取り組む課題 =
(1) 次の(a)〜(c)の記述が本文の内容と合っているかどうかを判断し、それぞれ「はい」か「いいえ」で答えなさい。判断の根拠となる本文の語句もそのまま引用すること。
(a) 日本国内の一般歯科医師でラバーダムを使用しているのは5.4%にすぎない。
(b) 根管治療の目的は痛みを取り除くことだけである。
(c) Marquisらの研究では、術前の根尖部に病変が無い場合のinitial treatmentの成功率は90%であった。
(2) 本文で、根管治療の目的のために必要となるものとして挙げられている処置をすべて書き出しなさい。

本文 =
§ §
治療方法により成功率が
大きく異なります
根管治療の目的は「痛みを取り除く」ことだけではなく、「根尖性歯周炎の予防と治療」です。
その目的のために必要となるのが「無菌的処置」「適切な根管形成と根管洗浄」「緊密な根管充填と封鎖」です。
これらの処置が正しく行われることで、高い成功率を達成することが出来ます。この「成功率」とは症状がないこと、レントゲン上にて根尖部の透過像の縮小がみられることであり、治療後にこの2つが成立して「成功した」と言えます。それでは日本における根管治療の成功率はどの程度でしょうか?
東京医科歯科大学むし歯外来では訪れた患者における、パノラマX線写真上の根尖部X線透過像の発現率が調査されました(1)。調査した歯において根尖部X線透過像が50%以上認められました。根尖部に透過像があることは根管治療が失敗したことを意味しています。
これらより、日本における根管治療の成功率は30~50%であるといえ、50%以上は失敗していることがわかります。
それでは、海外においての根管治療の成功率はどの程度あるのでしょうか?
Marquisらの研究によると(2)、術前の根尖部に病変が無い場合のinitial treatment(その歯にとって初めての根管治療処置)の成功率は93%と非常に高いものでした。海外における成功率の論文は数多くありますが、いずれも90%以上の高い成功率を示しています。日本の根管治療とは歴然とした差が生じています。
それでは、なぜ日本において根管治療の成功率は低いのでしょうか?根管治療の成功率にかかわる要因を術中・術後で挙げてみます。
術中の一因として、歯内療法の原則である無菌的処置が守られていないのが挙げられます。この無菌的処置にはラバーダム装着が必須となりますが、日本国内の一般歯科医師においてはわずか5.4%しか使用しておりません。歯内療法専門医でさえ25%程度しか使用しないことが分かっています(1)。このような無菌的処置を守らない根管治療は感染経路を拡大し、根管治療の失敗へと繋がります。
§ §
提供資料 =

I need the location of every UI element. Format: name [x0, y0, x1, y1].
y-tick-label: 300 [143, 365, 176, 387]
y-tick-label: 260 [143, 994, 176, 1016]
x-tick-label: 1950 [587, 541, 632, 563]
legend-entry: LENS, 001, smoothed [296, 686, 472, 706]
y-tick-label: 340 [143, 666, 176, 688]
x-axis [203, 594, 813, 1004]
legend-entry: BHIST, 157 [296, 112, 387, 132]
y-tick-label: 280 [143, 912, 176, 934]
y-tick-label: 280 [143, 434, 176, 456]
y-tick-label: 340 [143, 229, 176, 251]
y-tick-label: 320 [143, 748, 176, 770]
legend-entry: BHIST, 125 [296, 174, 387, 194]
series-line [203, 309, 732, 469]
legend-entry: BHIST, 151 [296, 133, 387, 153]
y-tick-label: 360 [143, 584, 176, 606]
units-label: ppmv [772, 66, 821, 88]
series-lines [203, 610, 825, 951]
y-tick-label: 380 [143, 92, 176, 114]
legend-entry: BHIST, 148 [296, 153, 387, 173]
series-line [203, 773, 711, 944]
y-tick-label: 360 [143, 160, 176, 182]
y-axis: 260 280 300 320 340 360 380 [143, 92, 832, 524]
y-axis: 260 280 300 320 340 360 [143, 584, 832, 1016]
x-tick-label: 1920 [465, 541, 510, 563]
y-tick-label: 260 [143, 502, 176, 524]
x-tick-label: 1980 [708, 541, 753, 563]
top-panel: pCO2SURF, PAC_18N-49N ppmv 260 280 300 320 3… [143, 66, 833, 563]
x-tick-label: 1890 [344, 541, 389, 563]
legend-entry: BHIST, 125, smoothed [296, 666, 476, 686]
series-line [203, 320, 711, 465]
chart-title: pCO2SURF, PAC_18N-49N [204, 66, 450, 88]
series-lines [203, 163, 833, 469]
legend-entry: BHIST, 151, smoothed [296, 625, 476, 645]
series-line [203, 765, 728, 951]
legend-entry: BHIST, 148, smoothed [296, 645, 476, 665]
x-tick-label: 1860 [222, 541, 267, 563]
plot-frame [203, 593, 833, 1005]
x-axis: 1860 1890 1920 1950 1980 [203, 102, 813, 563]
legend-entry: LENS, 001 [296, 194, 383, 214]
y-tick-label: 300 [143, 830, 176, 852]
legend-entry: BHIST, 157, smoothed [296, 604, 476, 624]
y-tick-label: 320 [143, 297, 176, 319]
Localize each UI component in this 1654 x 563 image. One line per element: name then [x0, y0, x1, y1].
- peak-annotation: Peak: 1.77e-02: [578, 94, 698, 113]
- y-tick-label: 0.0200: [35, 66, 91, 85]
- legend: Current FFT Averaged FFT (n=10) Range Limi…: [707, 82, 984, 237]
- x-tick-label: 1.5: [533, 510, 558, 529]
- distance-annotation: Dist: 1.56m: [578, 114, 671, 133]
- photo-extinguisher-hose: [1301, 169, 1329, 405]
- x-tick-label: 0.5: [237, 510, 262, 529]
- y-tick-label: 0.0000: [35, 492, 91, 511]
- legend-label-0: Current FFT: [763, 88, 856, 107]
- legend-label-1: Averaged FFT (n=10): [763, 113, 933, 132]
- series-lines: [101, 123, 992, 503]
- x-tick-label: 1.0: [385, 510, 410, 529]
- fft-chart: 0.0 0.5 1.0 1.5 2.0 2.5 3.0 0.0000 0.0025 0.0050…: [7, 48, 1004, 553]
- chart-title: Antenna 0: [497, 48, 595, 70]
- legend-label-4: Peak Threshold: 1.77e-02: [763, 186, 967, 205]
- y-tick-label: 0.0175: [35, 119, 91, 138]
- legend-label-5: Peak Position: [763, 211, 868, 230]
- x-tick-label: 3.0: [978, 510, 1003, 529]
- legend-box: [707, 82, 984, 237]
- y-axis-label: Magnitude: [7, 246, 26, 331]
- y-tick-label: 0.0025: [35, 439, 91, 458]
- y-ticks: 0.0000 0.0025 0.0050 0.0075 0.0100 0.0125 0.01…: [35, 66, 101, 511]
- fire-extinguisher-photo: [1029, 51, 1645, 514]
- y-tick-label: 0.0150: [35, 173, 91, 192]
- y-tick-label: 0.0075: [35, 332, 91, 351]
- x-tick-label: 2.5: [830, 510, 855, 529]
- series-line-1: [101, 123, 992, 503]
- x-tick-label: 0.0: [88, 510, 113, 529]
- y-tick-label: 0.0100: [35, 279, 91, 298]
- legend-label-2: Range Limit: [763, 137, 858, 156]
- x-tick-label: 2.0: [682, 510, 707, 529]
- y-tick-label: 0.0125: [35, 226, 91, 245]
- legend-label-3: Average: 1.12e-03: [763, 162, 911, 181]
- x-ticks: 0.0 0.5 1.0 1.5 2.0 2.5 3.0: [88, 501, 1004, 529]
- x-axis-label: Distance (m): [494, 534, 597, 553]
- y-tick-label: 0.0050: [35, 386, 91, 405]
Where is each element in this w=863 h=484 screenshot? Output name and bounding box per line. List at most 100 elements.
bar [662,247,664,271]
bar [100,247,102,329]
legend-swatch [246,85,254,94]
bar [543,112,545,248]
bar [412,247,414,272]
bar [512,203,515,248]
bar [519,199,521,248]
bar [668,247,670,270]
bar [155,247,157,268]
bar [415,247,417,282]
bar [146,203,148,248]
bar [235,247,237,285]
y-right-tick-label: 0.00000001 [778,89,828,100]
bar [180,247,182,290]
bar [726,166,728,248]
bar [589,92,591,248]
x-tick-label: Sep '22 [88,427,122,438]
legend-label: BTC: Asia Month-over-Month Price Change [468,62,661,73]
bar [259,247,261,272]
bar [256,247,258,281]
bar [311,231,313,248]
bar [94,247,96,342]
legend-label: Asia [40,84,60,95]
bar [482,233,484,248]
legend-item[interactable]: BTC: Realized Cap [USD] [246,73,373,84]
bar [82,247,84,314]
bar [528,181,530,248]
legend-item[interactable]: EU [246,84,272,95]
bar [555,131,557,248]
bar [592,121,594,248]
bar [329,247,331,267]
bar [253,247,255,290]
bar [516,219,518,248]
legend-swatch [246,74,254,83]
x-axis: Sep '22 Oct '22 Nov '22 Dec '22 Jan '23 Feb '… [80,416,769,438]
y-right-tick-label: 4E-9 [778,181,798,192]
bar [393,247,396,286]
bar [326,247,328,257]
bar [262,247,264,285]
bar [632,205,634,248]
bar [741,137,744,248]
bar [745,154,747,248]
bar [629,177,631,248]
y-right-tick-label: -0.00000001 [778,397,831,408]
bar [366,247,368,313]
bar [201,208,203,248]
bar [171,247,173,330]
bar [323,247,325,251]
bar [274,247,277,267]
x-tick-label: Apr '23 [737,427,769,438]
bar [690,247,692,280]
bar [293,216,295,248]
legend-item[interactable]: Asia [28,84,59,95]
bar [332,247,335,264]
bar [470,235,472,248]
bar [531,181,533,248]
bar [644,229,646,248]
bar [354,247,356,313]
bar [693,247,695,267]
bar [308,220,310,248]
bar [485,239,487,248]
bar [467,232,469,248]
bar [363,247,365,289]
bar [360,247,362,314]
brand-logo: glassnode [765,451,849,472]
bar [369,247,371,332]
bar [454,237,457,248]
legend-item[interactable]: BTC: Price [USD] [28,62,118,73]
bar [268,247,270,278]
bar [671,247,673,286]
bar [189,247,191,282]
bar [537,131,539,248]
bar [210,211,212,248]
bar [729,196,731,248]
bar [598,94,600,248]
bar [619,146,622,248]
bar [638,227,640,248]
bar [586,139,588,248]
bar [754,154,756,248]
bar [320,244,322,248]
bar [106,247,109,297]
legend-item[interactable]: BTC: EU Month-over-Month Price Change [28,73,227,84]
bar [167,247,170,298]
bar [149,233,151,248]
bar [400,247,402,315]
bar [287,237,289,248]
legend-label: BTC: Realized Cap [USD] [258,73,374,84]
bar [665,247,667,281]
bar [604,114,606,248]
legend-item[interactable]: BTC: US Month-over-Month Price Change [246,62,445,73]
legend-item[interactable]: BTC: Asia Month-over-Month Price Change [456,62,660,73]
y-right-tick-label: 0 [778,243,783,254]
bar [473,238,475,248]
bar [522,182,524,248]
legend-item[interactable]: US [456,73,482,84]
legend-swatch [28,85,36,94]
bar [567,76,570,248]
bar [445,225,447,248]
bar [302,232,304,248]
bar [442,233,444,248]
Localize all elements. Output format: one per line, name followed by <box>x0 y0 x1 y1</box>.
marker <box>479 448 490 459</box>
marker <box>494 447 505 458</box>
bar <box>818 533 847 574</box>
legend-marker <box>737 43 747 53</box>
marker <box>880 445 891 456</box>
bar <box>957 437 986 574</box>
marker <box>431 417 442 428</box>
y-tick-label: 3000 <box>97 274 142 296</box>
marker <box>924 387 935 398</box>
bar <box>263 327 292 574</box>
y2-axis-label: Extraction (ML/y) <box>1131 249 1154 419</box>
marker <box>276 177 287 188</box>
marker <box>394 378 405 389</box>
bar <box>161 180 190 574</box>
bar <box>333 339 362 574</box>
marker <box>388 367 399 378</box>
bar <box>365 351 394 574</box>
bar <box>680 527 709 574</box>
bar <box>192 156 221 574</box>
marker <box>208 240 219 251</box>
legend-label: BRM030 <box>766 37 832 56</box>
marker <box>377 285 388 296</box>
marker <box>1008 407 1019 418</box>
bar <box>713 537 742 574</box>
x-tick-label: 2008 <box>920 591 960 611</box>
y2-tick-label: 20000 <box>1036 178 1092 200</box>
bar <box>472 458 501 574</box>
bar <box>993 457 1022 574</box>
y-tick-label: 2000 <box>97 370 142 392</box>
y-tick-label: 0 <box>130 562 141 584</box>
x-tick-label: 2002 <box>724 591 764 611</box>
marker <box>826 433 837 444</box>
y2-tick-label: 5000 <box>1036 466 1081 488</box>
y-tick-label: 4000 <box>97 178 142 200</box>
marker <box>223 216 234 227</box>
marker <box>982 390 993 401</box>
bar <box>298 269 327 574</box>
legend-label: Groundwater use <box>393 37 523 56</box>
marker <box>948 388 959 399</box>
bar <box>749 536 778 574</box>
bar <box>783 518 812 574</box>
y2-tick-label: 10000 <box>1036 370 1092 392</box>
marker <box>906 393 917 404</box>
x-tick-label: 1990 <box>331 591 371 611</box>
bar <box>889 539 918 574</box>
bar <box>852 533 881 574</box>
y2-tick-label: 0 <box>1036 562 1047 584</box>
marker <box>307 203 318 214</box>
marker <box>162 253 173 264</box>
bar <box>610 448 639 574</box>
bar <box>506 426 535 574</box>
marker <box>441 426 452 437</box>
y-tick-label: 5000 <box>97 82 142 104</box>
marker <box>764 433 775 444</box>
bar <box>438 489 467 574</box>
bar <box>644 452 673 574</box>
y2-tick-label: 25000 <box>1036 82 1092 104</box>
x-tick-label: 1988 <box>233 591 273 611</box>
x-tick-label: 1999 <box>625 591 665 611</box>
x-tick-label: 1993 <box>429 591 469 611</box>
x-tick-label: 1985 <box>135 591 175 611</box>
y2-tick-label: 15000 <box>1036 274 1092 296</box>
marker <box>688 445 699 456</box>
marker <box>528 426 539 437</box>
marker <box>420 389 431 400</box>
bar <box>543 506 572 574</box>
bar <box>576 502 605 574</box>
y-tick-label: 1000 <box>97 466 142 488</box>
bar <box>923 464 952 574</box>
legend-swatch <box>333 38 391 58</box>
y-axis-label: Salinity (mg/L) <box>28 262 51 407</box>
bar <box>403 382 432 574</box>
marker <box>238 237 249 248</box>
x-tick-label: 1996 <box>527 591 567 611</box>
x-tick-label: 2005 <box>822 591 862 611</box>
§ §
課題の解答 =
(1)
(a) はい:「日本国内の一般歯科医師においてはわずか5.4%しか使用しておりません」
(b) いいえ:「根管治療の目的は「痛みを取り除く」ことだけではなく、「根尖性歯周炎の予防と治療」です。」
(c) いいえ:「initial treatment(その歯にとって初めての根管治療処置)の成功率は93%と非常に高いものでした」

(2)
・無菌的処置
・適切な根管形成と根管洗浄
・緊密な根管充填と封鎖